#### Goal of the exercise:
Go through the entries below and pick out every line with "scale".

==*==

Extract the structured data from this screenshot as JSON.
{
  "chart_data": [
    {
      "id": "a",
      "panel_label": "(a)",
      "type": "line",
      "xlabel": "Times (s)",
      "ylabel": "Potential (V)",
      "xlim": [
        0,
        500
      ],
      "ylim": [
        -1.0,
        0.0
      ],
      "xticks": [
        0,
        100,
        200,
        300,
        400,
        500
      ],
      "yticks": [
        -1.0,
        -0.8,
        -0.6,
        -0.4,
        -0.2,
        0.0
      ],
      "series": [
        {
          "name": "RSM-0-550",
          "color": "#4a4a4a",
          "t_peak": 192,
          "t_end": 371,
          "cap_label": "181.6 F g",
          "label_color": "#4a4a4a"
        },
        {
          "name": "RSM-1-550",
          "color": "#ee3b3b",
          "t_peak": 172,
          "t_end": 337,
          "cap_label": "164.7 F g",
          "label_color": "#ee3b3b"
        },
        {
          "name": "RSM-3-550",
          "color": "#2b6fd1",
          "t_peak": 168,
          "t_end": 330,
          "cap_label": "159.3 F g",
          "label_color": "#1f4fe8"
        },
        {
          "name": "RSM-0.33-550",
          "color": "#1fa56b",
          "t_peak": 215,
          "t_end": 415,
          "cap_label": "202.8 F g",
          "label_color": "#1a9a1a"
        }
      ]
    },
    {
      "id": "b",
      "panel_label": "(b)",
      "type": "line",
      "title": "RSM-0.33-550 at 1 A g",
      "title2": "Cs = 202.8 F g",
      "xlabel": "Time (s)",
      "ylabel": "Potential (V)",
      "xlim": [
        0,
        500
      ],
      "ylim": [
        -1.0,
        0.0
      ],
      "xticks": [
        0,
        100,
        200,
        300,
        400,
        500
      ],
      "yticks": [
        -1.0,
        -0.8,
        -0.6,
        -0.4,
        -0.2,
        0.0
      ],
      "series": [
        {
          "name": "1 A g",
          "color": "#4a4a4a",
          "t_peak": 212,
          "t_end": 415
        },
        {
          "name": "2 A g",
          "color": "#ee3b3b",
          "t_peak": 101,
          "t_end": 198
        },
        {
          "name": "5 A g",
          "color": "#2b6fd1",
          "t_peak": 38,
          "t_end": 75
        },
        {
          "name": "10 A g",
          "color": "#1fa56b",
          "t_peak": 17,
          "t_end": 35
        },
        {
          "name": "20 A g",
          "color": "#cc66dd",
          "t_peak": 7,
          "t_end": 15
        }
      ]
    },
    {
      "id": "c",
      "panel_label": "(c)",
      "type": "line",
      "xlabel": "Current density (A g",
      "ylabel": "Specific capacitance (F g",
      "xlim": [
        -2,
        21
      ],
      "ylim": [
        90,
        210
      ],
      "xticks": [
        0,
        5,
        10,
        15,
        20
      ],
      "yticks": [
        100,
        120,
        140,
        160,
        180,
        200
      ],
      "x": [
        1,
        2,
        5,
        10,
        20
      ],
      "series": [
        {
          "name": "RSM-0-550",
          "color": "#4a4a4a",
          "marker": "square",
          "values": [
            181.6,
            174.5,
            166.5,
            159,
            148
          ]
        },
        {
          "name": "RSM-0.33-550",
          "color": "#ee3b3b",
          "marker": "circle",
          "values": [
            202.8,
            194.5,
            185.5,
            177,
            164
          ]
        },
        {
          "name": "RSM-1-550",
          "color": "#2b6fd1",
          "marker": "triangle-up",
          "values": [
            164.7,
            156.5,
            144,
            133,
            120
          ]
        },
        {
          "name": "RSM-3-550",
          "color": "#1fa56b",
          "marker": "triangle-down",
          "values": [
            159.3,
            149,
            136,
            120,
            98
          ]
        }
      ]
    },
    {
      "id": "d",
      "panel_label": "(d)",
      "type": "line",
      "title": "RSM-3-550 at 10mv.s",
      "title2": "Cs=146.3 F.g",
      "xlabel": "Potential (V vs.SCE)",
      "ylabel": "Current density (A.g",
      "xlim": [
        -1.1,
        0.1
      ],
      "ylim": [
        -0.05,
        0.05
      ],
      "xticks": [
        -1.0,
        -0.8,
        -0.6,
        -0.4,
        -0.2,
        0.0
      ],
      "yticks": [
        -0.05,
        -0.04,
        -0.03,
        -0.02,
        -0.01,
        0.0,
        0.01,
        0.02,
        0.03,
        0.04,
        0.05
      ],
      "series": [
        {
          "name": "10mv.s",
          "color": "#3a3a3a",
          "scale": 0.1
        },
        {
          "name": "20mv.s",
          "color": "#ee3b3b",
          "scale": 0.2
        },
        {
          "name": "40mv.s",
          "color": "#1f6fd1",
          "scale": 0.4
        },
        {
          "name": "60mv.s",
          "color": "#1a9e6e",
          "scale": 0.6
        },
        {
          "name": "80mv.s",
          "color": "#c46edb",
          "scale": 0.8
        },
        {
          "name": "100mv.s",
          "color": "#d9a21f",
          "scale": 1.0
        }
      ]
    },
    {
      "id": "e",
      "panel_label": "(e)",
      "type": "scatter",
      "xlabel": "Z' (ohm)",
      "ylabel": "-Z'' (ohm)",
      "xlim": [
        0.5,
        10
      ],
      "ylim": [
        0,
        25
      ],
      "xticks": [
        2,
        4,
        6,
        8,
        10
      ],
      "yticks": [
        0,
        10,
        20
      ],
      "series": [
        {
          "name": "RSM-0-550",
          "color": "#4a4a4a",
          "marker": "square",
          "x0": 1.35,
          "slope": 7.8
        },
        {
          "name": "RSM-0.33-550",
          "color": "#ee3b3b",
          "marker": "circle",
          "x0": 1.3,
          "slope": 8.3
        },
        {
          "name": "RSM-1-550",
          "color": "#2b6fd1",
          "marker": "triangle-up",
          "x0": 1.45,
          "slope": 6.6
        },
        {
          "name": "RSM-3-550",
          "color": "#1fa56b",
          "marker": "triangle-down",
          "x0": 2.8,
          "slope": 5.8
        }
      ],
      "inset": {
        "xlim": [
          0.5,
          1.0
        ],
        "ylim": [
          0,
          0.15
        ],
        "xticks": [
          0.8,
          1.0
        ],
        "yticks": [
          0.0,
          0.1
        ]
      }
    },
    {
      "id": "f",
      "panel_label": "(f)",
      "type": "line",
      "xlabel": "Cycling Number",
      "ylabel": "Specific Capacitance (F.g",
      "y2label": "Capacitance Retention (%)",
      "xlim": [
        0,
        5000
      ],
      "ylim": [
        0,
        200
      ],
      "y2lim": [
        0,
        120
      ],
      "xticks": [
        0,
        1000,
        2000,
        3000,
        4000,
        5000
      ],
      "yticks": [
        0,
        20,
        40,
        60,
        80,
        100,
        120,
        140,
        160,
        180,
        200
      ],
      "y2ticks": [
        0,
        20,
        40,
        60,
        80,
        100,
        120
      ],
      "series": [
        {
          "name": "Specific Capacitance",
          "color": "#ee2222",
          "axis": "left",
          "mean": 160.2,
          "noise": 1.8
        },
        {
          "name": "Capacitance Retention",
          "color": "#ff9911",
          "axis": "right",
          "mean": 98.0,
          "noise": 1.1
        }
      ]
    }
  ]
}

==*==

#### Expected output:
          "scale": 0.1
          "scale": 0.2
          "scale": 0.4
          "scale": 0.6
          "scale": 0.8
          "scale": 1.0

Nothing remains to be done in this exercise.